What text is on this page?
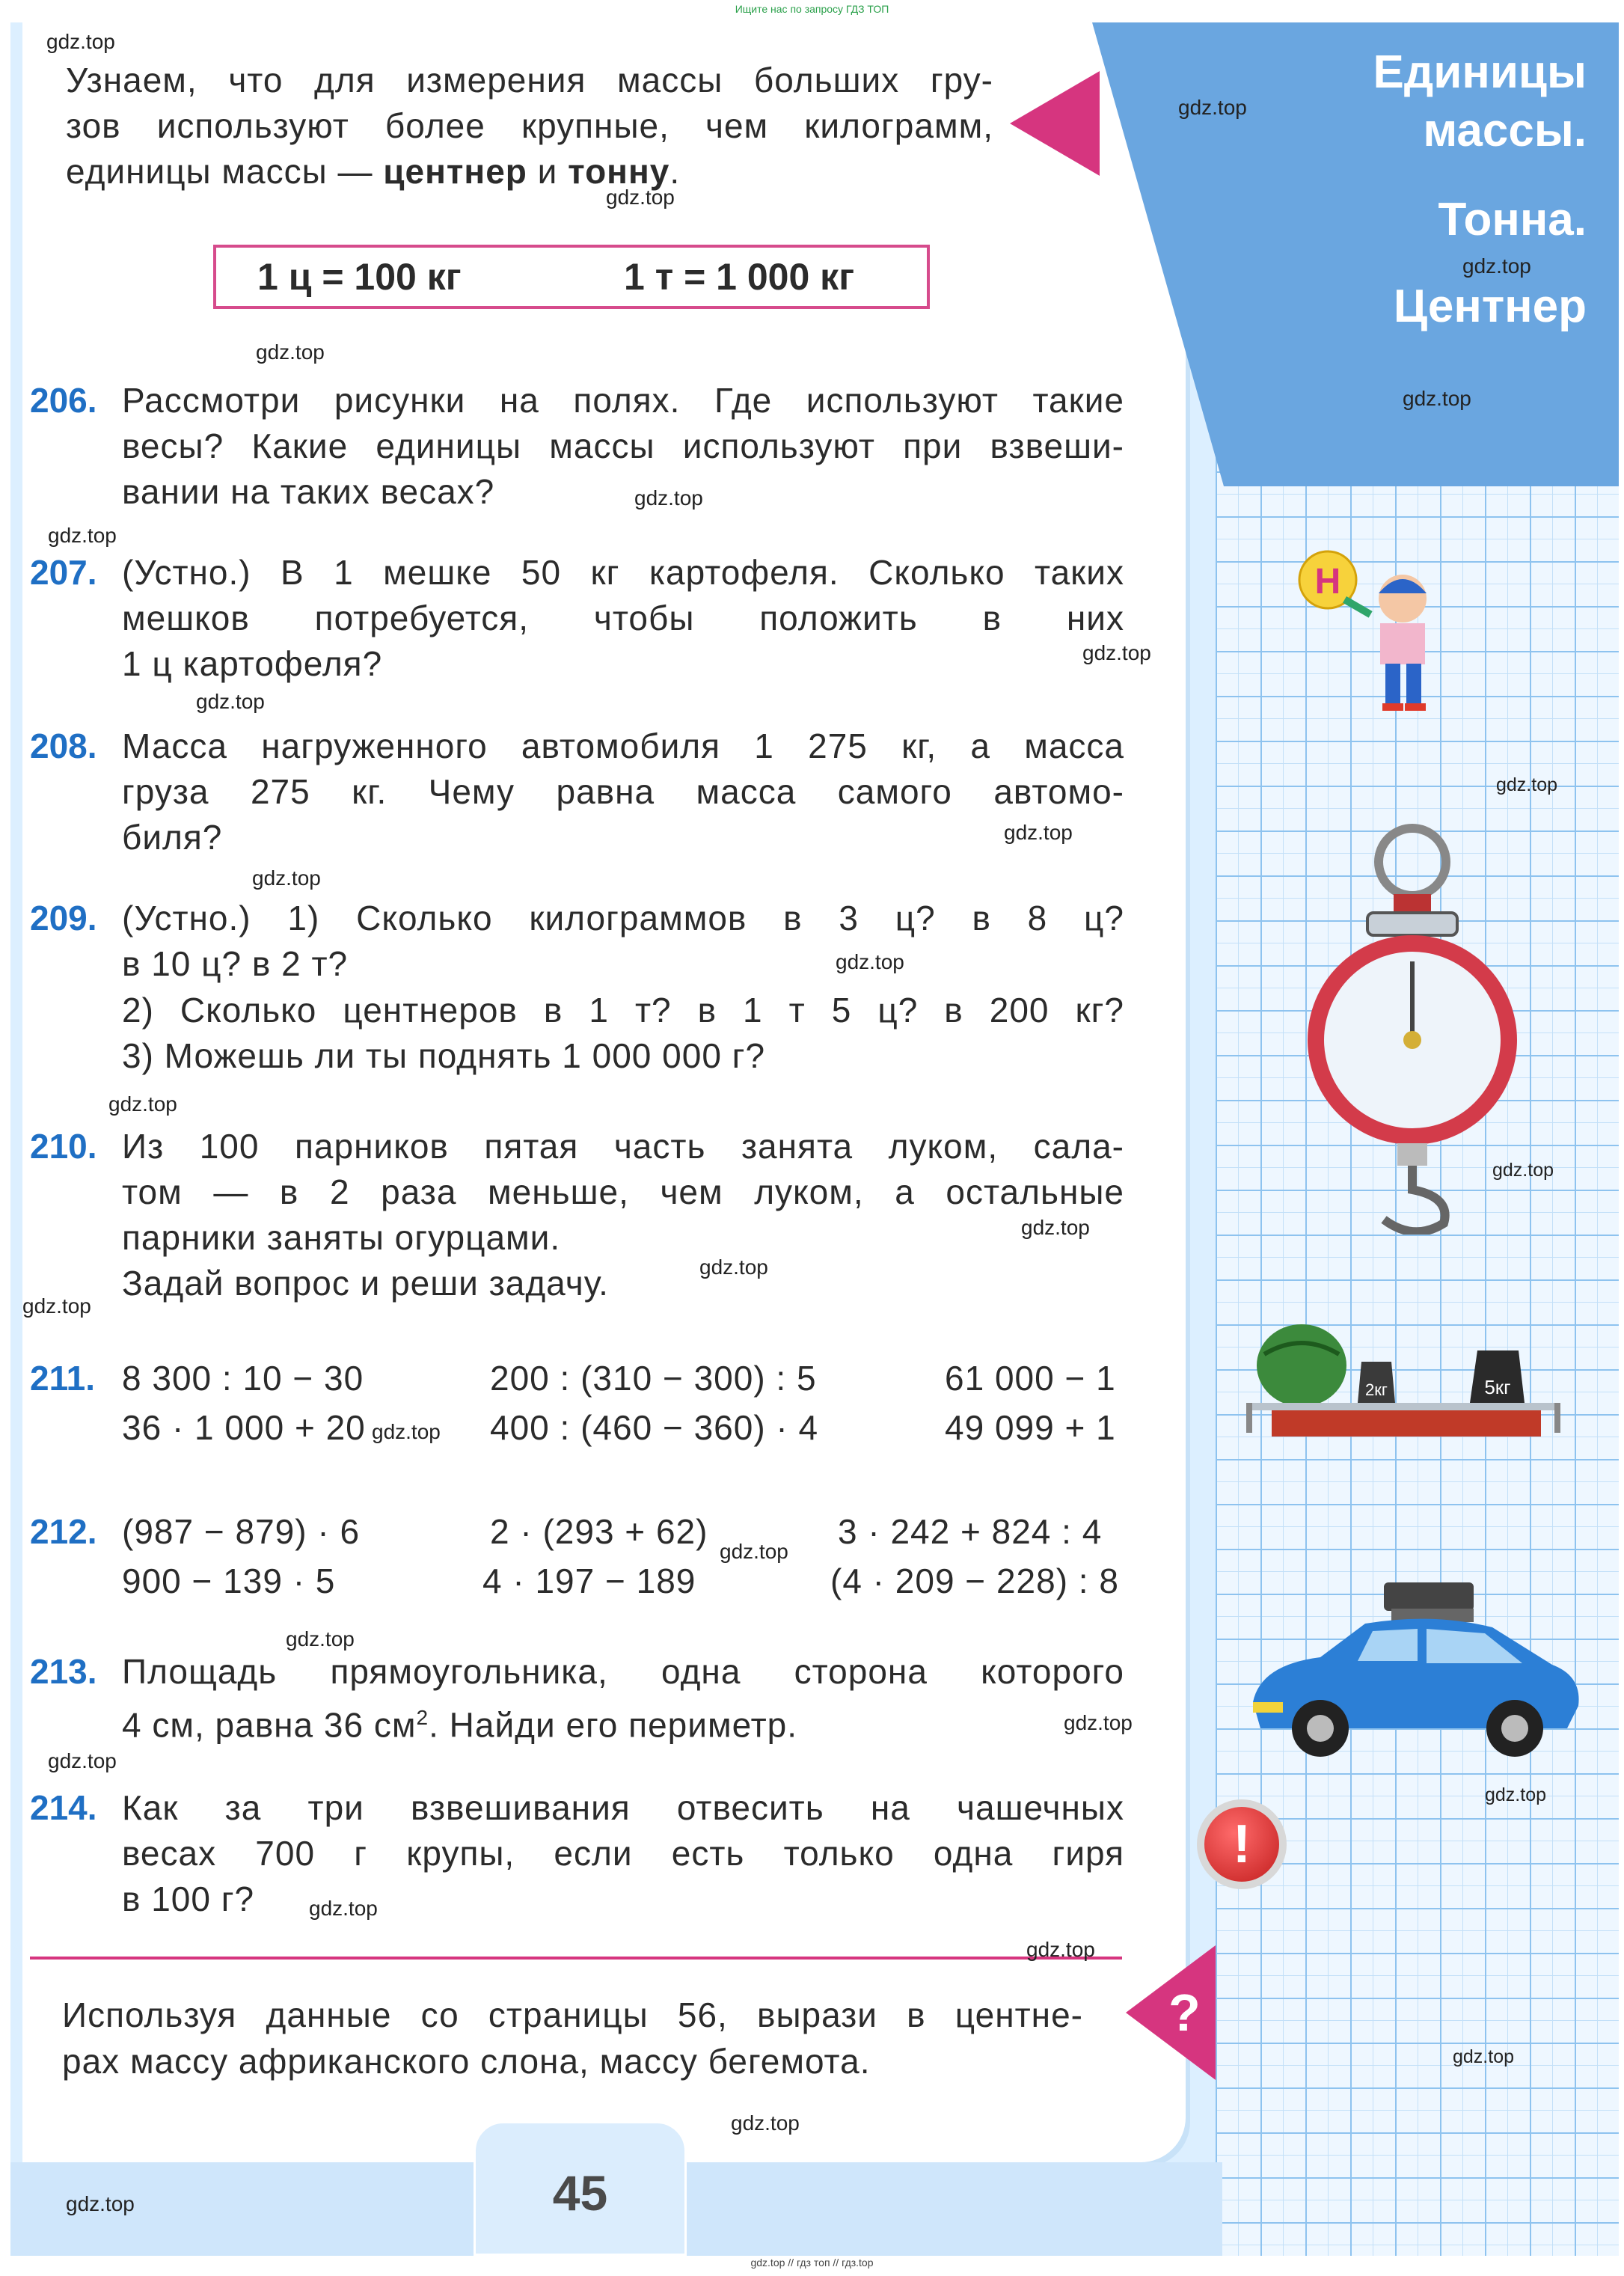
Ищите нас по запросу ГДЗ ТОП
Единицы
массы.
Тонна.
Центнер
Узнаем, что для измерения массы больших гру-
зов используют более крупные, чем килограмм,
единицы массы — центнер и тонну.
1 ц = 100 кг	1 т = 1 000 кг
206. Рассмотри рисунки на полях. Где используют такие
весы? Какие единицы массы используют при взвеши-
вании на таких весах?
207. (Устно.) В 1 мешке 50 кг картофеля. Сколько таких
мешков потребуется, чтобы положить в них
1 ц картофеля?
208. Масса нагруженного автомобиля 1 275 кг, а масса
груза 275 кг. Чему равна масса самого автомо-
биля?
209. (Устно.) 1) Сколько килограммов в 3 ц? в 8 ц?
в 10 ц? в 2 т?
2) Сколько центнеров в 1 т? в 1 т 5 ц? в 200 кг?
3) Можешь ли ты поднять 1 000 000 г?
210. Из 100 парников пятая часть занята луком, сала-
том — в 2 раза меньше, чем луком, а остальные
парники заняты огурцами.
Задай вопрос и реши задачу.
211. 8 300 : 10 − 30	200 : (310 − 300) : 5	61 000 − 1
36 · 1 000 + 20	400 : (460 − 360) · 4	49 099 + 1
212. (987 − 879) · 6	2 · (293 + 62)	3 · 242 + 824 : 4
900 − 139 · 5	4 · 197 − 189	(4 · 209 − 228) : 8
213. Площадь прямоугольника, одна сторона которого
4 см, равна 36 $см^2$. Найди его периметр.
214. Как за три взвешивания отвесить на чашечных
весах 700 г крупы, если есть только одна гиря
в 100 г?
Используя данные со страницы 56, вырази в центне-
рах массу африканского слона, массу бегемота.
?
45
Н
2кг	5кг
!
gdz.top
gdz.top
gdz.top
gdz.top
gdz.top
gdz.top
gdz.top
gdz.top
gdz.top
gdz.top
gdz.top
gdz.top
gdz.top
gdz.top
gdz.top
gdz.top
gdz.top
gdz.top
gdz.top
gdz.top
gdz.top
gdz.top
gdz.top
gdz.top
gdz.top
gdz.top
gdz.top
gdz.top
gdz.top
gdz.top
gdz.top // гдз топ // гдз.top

■ **Work instructions**
Reproduce each record from above exactly; pictures do not belong in the copy.

■ **Task answer**
What text is on this page?
Ищите нас по запросу ГДЗ ТОП
Единицы
массы.
Тонна.
Центнер
Узнаем, что для измерения массы больших гру-
зов используют более крупные, чем килограмм,
единицы массы — центнер и тонну.
1 ц = 100 кг	1 т = 1 000 кг
206. Рассмотри рисунки на полях. Где используют такие
весы? Какие единицы массы используют при взвеши-
вании на таких весах?
207. (Устно.) В 1 мешке 50 кг картофеля. Сколько таких
мешков потребуется, чтобы положить в них
1 ц картофеля?
208. Масса нагруженного автомобиля 1 275 кг, а масса
груза 275 кг. Чему равна масса самого автомо-
биля?
209. (Устно.) 1) Сколько килограммов в 3 ц? в 8 ц?
в 10 ц? в 2 т?
2) Сколько центнеров в 1 т? в 1 т 5 ц? в 200 кг?
3) Можешь ли ты поднять 1 000 000 г?
210. Из 100 парников пятая часть занята луком, сала-
том — в 2 раза меньше, чем луком, а остальные
парники заняты огурцами.
Задай вопрос и реши задачу.
211. 8 300 : 10 − 30	200 : (310 − 300) : 5	61 000 − 1
36 · 1 000 + 20	400 : (460 − 360) · 4	49 099 + 1
212. (987 − 879) · 6	2 · (293 + 62)	3 · 242 + 824 : 4
900 − 139 · 5	4 · 197 − 189	(4 · 209 − 228) : 8
213. Площадь прямоугольника, одна сторона которого
4 см, равна 36 $см^2$. Найди его периметр.
214. Как за три взвешивания отвесить на чашечных
весах 700 г крупы, если есть только одна гиря
в 100 г?
Используя данные со страницы 56, вырази в центне-
рах массу африканского слона, массу бегемота.
?
45
Н
2кг	5кг
!
gdz.top
gdz.top
gdz.top
gdz.top
gdz.top
gdz.top
gdz.top
gdz.top
gdz.top
gdz.top
gdz.top
gdz.top
gdz.top
gdz.top
gdz.top
gdz.top
gdz.top
gdz.top
gdz.top
gdz.top
gdz.top
gdz.top
gdz.top
gdz.top
gdz.top
gdz.top
gdz.top
gdz.top
gdz.top
gdz.top
gdz.top // гдз топ // гдз.top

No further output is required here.